→ Task to carry out
In the copy, include every entry exactly but none of the pictures.

(A run of records)
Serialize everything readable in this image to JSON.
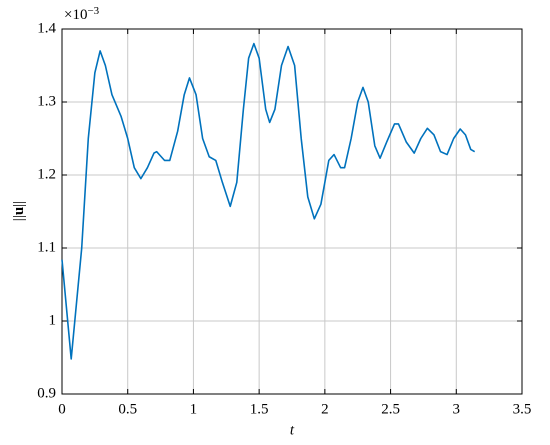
{
  "chart_data": {
    "type": "line",
    "x_label": "t",
    "y_label_bars": "||",
    "y_label_symbol": "u",
    "y_multiplier": "×10",
    "y_multiplier_exponent": "−3",
    "x": [
      0,
      0.07,
      0.15,
      0.2,
      0.25,
      0.29,
      0.33,
      0.38,
      0.45,
      0.5,
      0.55,
      0.6,
      0.65,
      0.7,
      0.72,
      0.78,
      0.82,
      0.88,
      0.93,
      0.97,
      1.02,
      1.07,
      1.12,
      1.17,
      1.22,
      1.28,
      1.33,
      1.38,
      1.42,
      1.46,
      1.5,
      1.55,
      1.58,
      1.62,
      1.67,
      1.72,
      1.77,
      1.82,
      1.87,
      1.92,
      1.97,
      2.03,
      2.07,
      2.12,
      2.15,
      2.2,
      2.25,
      2.29,
      2.33,
      2.38,
      2.42,
      2.47,
      2.53,
      2.56,
      2.62,
      2.68,
      2.73,
      2.78,
      2.83,
      2.88,
      2.93,
      2.98,
      3.03,
      3.07,
      3.11,
      3.14
    ],
    "series": [
      {
        "color": "#0072bd",
        "values": [
          1.084,
          0.948,
          1.1,
          1.25,
          1.34,
          1.37,
          1.35,
          1.31,
          1.28,
          1.25,
          1.21,
          1.195,
          1.21,
          1.23,
          1.232,
          1.22,
          1.22,
          1.26,
          1.31,
          1.333,
          1.31,
          1.25,
          1.225,
          1.22,
          1.19,
          1.157,
          1.19,
          1.29,
          1.36,
          1.38,
          1.36,
          1.29,
          1.272,
          1.29,
          1.35,
          1.376,
          1.35,
          1.25,
          1.17,
          1.14,
          1.16,
          1.22,
          1.228,
          1.21,
          1.21,
          1.25,
          1.3,
          1.32,
          1.3,
          1.24,
          1.223,
          1.245,
          1.27,
          1.27,
          1.245,
          1.23,
          1.25,
          1.264,
          1.255,
          1.232,
          1.228,
          1.25,
          1.263,
          1.255,
          1.235,
          1.232
        ]
      }
    ],
    "xlim": [
      0,
      3.5
    ],
    "xticks": [
      0,
      0.5,
      1,
      1.5,
      2,
      2.5,
      3,
      3.5
    ],
    "ylim": [
      0.9,
      1.4
    ],
    "yticks": [
      0.9,
      1,
      1.1,
      1.2,
      1.3,
      1.4
    ],
    "grid": true
  }
}
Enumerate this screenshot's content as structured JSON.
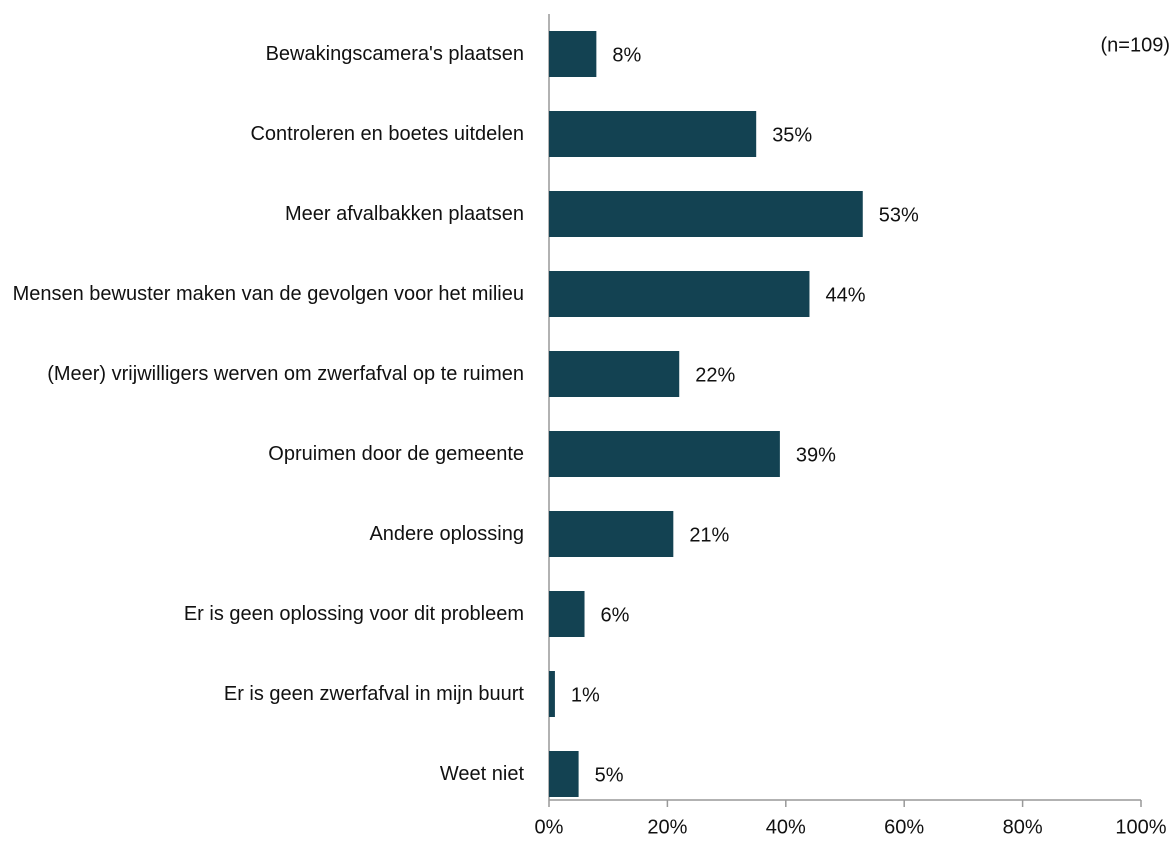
{
  "chart_data": {
    "type": "barh",
    "annotation": "(n=109)",
    "categories": [
      "Bewakingscamera's plaatsen",
      "Controleren en boetes uitdelen",
      "Meer afvalbakken plaatsen",
      "Mensen bewuster maken van de gevolgen voor het milieu",
      "(Meer) vrijwilligers werven om zwerfafval op te ruimen",
      "Opruimen door de gemeente",
      "Andere oplossing",
      "Er is geen oplossing voor dit probleem",
      "Er is geen zwerfafval in mijn buurt",
      "Weet niet"
    ],
    "values": [
      8,
      35,
      53,
      44,
      22,
      39,
      21,
      6,
      1,
      5
    ],
    "value_labels": [
      "8%",
      "35%",
      "53%",
      "44%",
      "22%",
      "39%",
      "21%",
      "6%",
      "1%",
      "5%"
    ],
    "color": "#134252",
    "xlim": [
      0,
      100
    ],
    "xticks": [
      {
        "value": 0,
        "label": "0%"
      },
      {
        "value": 20,
        "label": "20%"
      },
      {
        "value": 40,
        "label": "40%"
      },
      {
        "value": 60,
        "label": "60%"
      },
      {
        "value": 80,
        "label": "80%"
      },
      {
        "value": 100,
        "label": "100%"
      }
    ],
    "grid": false
  }
}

→ Answer to the exercise
Serialize everything readable in this image to JSON.
{
  "chart_data": {
    "type": "line",
    "x_label": "t",
    "y_label_bars": "||",
    "y_label_symbol": "u",
    "y_multiplier": "×10",
    "y_multiplier_exponent": "−3",
    "x": [
      0,
      0.07,
      0.15,
      0.2,
      0.25,
      0.29,
      0.33,
      0.38,
      0.45,
      0.5,
      0.55,
      0.6,
      0.65,
      0.7,
      0.72,
      0.78,
      0.82,
      0.88,
      0.93,
      0.97,
      1.02,
      1.07,
      1.12,
      1.17,
      1.22,
      1.28,
      1.33,
      1.38,
      1.42,
      1.46,
      1.5,
      1.55,
      1.58,
      1.62,
      1.67,
      1.72,
      1.77,
      1.82,
      1.87,
      1.92,
      1.97,
      2.03,
      2.07,
      2.12,
      2.15,
      2.2,
      2.25,
      2.29,
      2.33,
      2.38,
      2.42,
      2.47,
      2.53,
      2.56,
      2.62,
      2.68,
      2.73,
      2.78,
      2.83,
      2.88,
      2.93,
      2.98,
      3.03,
      3.07,
      3.11,
      3.14
    ],
    "series": [
      {
        "color": "#0072bd",
        "values": [
          1.084,
          0.948,
          1.1,
          1.25,
          1.34,
          1.37,
          1.35,
          1.31,
          1.28,
          1.25,
          1.21,
          1.195,
          1.21,
          1.23,
          1.232,
          1.22,
          1.22,
          1.26,
          1.31,
          1.333,
          1.31,
          1.25,
          1.225,
          1.22,
          1.19,
          1.157,
          1.19,
          1.29,
          1.36,
          1.38,
          1.36,
          1.29,
          1.272,
          1.29,
          1.35,
          1.376,
          1.35,
          1.25,
          1.17,
          1.14,
          1.16,
          1.22,
          1.228,
          1.21,
          1.21,
          1.25,
          1.3,
          1.32,
          1.3,
          1.24,
          1.223,
          1.245,
          1.27,
          1.27,
          1.245,
          1.23,
          1.25,
          1.264,
          1.255,
          1.232,
          1.228,
          1.25,
          1.263,
          1.255,
          1.235,
          1.232
        ]
      }
    ],
    "xlim": [
      0,
      3.5
    ],
    "xticks": [
      0,
      0.5,
      1,
      1.5,
      2,
      2.5,
      3,
      3.5
    ],
    "ylim": [
      0.9,
      1.4
    ],
    "yticks": [
      0.9,
      1,
      1.1,
      1.2,
      1.3,
      1.4
    ],
    "grid": true
  }
}
Enumerate this screenshot's content as structured JSON.
{
  "chart_data": {
    "type": "barh",
    "annotation": "(n=109)",
    "categories": [
      "Bewakingscamera's plaatsen",
      "Controleren en boetes uitdelen",
      "Meer afvalbakken plaatsen",
      "Mensen bewuster maken van de gevolgen voor het milieu",
      "(Meer) vrijwilligers werven om zwerfafval op te ruimen",
      "Opruimen door de gemeente",
      "Andere oplossing",
      "Er is geen oplossing voor dit probleem",
      "Er is geen zwerfafval in mijn buurt",
      "Weet niet"
    ],
    "values": [
      8,
      35,
      53,
      44,
      22,
      39,
      21,
      6,
      1,
      5
    ],
    "value_labels": [
      "8%",
      "35%",
      "53%",
      "44%",
      "22%",
      "39%",
      "21%",
      "6%",
      "1%",
      "5%"
    ],
    "color": "#134252",
    "xlim": [
      0,
      100
    ],
    "xticks": [
      {
        "value": 0,
        "label": "0%"
      },
      {
        "value": 20,
        "label": "20%"
      },
      {
        "value": 40,
        "label": "40%"
      },
      {
        "value": 60,
        "label": "60%"
      },
      {
        "value": 80,
        "label": "80%"
      },
      {
        "value": 100,
        "label": "100%"
      }
    ],
    "grid": false
  }
}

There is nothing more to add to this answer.